Single out the lines of the material that contain "Intense" and copy them.
•••
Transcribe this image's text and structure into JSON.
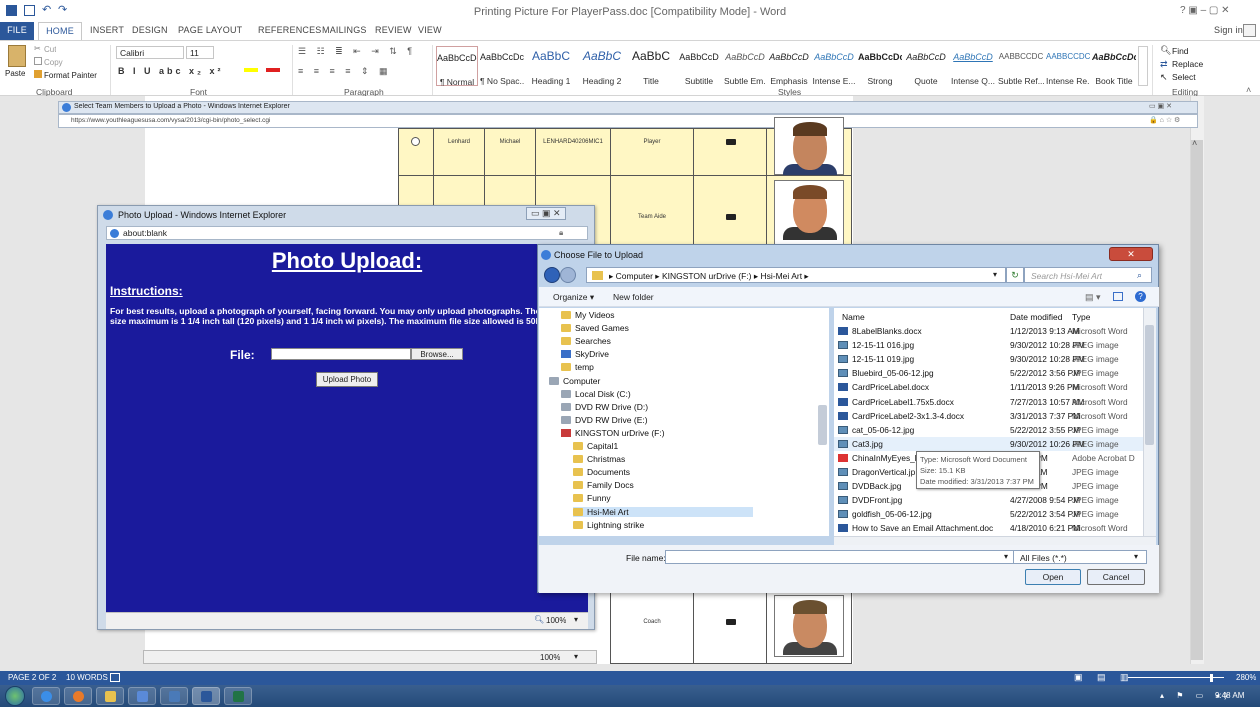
{
  "word": {
    "title": "Printing Picture For PlayerPass.doc [Compatibility Mode] - Word",
    "window_controls": "?   ▣  –  ▢  ✕",
    "sign_in": "Sign in",
    "tabs": [
      "FILE",
      "HOME",
      "INSERT",
      "DESIGN",
      "PAGE LAYOUT",
      "REFERENCES",
      "MAILINGS",
      "REVIEW",
      "VIEW"
    ],
    "clipboard": {
      "paste": "Paste",
      "cut": "Cut",
      "copy": "Copy",
      "format_painter": "Format Painter",
      "group": "Clipboard"
    },
    "font": {
      "name": "Calibri",
      "size": "11",
      "group": "Font"
    },
    "paragraph_group": "Paragraph",
    "styles_group": "Styles",
    "editing": {
      "find": "Find",
      "replace": "Replace",
      "select": "Select",
      "group": "Editing"
    },
    "styles": [
      {
        "sample": "AaBbCcDc",
        "name": "¶ Normal"
      },
      {
        "sample": "AaBbCcDc",
        "name": "¶ No Spac..."
      },
      {
        "sample": "AaBbC",
        "name": "Heading 1"
      },
      {
        "sample": "AaBbC",
        "name": "Heading 2"
      },
      {
        "sample": "AaBbC",
        "name": "Title"
      },
      {
        "sample": "AaBbCcD",
        "name": "Subtitle"
      },
      {
        "sample": "AaBbCcD",
        "name": "Subtle Em..."
      },
      {
        "sample": "AaBbCcD",
        "name": "Emphasis"
      },
      {
        "sample": "AaBbCcD",
        "name": "Intense E..."
      },
      {
        "sample": "AaBbCcDc",
        "name": "Strong"
      },
      {
        "sample": "AaBbCcD",
        "name": "Quote"
      },
      {
        "sample": "AaBbCcD",
        "name": "Intense Q..."
      },
      {
        "sample": "AABBCCDC",
        "name": "Subtle Ref..."
      },
      {
        "sample": "AABBCCDC",
        "name": "Intense Re..."
      },
      {
        "sample": "AaBbCcDc",
        "name": "Book Title"
      }
    ],
    "status": {
      "page": "PAGE 2 OF 2",
      "words": "10 WORDS",
      "zoom": "280%"
    }
  },
  "ie_background": {
    "title": "Select Team Members to Upload a Photo - Windows Internet Explorer",
    "url": "https://www.youthleaguesusa.com/vysa/2013/cgi-bin/photo_select.cgi"
  },
  "team_table": {
    "rows": [
      {
        "last": "Lenhard",
        "first": "Michael",
        "id": "LENHARD40206MIC1",
        "role": "Player"
      },
      {
        "last": "",
        "first": "",
        "id": "",
        "role": "Team Aide"
      },
      {
        "last": "",
        "first": "",
        "id": "",
        "role": "Coach"
      }
    ]
  },
  "photo_upload": {
    "window_title": "Photo Upload - Windows Internet Explorer",
    "address": "about:blank",
    "heading": "Photo Upload:",
    "instructions_heading": "Instructions:",
    "instructions": "For best results, upload a photograph of yourself, facing forward. You may only upload photographs. The photo size maximum is 1 1/4 inch tall (120 pixels) and 1 1/4 inch wi pixels). The maximum file size allowed is 50KB.",
    "file_label": "File:",
    "browse_label": "Browse...",
    "upload_label": "Upload Photo",
    "zoom": "100%"
  },
  "ie2_zoom": "100%",
  "choose_file": {
    "title": "Choose File to Upload",
    "breadcrumb": "▸ Computer ▸ KINGSTON urDrive (F:) ▸ Hsi-Mei Art ▸",
    "search_placeholder": "Search Hsi-Mei Art",
    "organize": "Organize ▾",
    "new_folder": "New folder",
    "columns": {
      "name": "Name",
      "date": "Date modified",
      "type": "Type"
    },
    "tree": [
      {
        "label": "My Videos",
        "kind": "folder",
        "indent": 1
      },
      {
        "label": "Saved Games",
        "kind": "folder",
        "indent": 1
      },
      {
        "label": "Searches",
        "kind": "folder",
        "indent": 1
      },
      {
        "label": "SkyDrive",
        "kind": "blue",
        "indent": 1
      },
      {
        "label": "temp",
        "kind": "folder",
        "indent": 1
      },
      {
        "label": "Computer",
        "kind": "drive",
        "indent": 0
      },
      {
        "label": "Local Disk (C:)",
        "kind": "drive",
        "indent": 1
      },
      {
        "label": "DVD RW Drive (D:)",
        "kind": "drive",
        "indent": 1
      },
      {
        "label": "DVD RW Drive (E:)",
        "kind": "drive",
        "indent": 1
      },
      {
        "label": "KINGSTON urDrive (F:)",
        "kind": "red",
        "indent": 1
      },
      {
        "label": "Capital1",
        "kind": "folder",
        "indent": 2
      },
      {
        "label": "Christmas",
        "kind": "folder",
        "indent": 2
      },
      {
        "label": "Documents",
        "kind": "folder",
        "indent": 2
      },
      {
        "label": "Family Docs",
        "kind": "folder",
        "indent": 2
      },
      {
        "label": "Funny",
        "kind": "folder",
        "indent": 2
      },
      {
        "label": "Hsi-Mei Art",
        "kind": "folder",
        "indent": 2,
        "selected": true
      },
      {
        "label": "Lightning strike",
        "kind": "folder",
        "indent": 2
      }
    ],
    "files": [
      {
        "name": "8LabelBlanks.docx",
        "date": "1/12/2013 9:13 AM",
        "type": "Microsoft Word",
        "icon": "word"
      },
      {
        "name": "12-15-11 016.jpg",
        "date": "9/30/2012 10:28 PM",
        "type": "JPEG image",
        "icon": "img"
      },
      {
        "name": "12-15-11 019.jpg",
        "date": "9/30/2012 10:28 PM",
        "type": "JPEG image",
        "icon": "img"
      },
      {
        "name": "Bluebird_05-06-12.jpg",
        "date": "5/22/2012 3:56 PM",
        "type": "JPEG image",
        "icon": "img"
      },
      {
        "name": "CardPriceLabel.docx",
        "date": "1/11/2013 9:26 PM",
        "type": "Microsoft Word",
        "icon": "word"
      },
      {
        "name": "CardPriceLabel1.75x5.docx",
        "date": "7/27/2013 10:57 AM",
        "type": "Microsoft Word",
        "icon": "word"
      },
      {
        "name": "CardPriceLabel2-3x1.3-4.docx",
        "date": "3/31/2013 7:37 PM",
        "type": "Microsoft Word",
        "icon": "word"
      },
      {
        "name": "cat_05-06-12.jpg",
        "date": "5/22/2012 3:55 PM",
        "type": "JPEG image",
        "icon": "img"
      },
      {
        "name": "Cat3.jpg",
        "date": "9/30/2012 10:26 PM",
        "type": "JPEG image",
        "icon": "img"
      },
      {
        "name": "ChinaInMyEyes_l...",
        "date": "3 1:21 PM",
        "type": "Adobe Acrobat D",
        "icon": "pdf"
      },
      {
        "name": "DragonVertical.jp",
        "date": "2 2:33 AM",
        "type": "JPEG image",
        "icon": "img"
      },
      {
        "name": "DVDBack.jpg",
        "date": "8 9:54 PM",
        "type": "JPEG image",
        "icon": "img"
      },
      {
        "name": "DVDFront.jpg",
        "date": "4/27/2008 9:54 PM",
        "type": "JPEG image",
        "icon": "img"
      },
      {
        "name": "goldfish_05-06-12.jpg",
        "date": "5/22/2012 3:54 PM",
        "type": "JPEG image",
        "icon": "img"
      },
      {
        "name": "How to Save an Email Attachment.doc",
        "date": "4/18/2010 6:21 PM",
        "type": "Microsoft Word",
        "icon": "word"
      }
    ],
    "tooltip": {
      "type": "Type: Microsoft Word Document",
      "size": "Size: 15.1 KB",
      "date": "Date modified: 3/31/2013 7:37 PM"
    },
    "file_name_label": "File name:",
    "file_name_value": "",
    "filter": "All Files (*.*)",
    "open": "Open",
    "cancel": "Cancel"
  },
  "taskbar": {
    "clock": "9:48 AM"
  }
}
•••
▶ [RESPONSE TO THE TASK]:
        "name": "Intense E..."
        "name": "Intense Q..."
        "name": "Intense Re..."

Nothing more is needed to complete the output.